# Data provided
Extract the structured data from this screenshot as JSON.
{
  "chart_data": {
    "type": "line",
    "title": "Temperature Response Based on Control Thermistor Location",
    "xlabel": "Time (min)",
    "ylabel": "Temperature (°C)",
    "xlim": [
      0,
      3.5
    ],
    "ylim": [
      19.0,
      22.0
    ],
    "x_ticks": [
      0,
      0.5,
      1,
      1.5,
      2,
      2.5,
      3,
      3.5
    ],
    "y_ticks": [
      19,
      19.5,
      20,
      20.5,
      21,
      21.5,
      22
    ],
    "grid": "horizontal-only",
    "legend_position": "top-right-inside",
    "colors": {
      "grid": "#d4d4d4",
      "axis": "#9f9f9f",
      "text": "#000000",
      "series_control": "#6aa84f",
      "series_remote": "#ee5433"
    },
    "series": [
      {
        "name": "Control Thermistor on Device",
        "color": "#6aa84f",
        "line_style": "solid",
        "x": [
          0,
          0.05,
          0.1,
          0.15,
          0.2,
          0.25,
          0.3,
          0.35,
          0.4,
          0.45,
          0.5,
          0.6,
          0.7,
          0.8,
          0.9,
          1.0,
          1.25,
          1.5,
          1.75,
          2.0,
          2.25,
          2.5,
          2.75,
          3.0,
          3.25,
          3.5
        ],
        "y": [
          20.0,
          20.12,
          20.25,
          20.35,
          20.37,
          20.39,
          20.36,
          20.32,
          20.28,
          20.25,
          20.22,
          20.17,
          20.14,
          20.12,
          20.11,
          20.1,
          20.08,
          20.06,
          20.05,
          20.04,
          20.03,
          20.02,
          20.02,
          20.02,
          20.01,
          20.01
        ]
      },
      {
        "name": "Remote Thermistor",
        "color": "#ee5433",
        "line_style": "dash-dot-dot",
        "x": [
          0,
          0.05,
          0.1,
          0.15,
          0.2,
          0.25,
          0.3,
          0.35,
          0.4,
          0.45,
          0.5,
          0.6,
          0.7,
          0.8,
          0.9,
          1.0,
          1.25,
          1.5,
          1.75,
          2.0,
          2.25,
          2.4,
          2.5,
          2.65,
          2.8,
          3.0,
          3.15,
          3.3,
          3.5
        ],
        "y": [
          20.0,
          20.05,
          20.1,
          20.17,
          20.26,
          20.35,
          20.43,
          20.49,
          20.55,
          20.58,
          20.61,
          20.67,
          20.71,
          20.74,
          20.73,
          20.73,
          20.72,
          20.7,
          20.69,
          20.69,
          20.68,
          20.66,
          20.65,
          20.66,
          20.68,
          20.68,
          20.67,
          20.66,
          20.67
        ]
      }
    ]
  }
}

# Problem to work on
Above are the records. Copy every line in them holding "Temperature".

# Solved problem
    "title": "Temperature Response Based on Control Thermistor Location",
    "ylabel": "Temperature (°C)",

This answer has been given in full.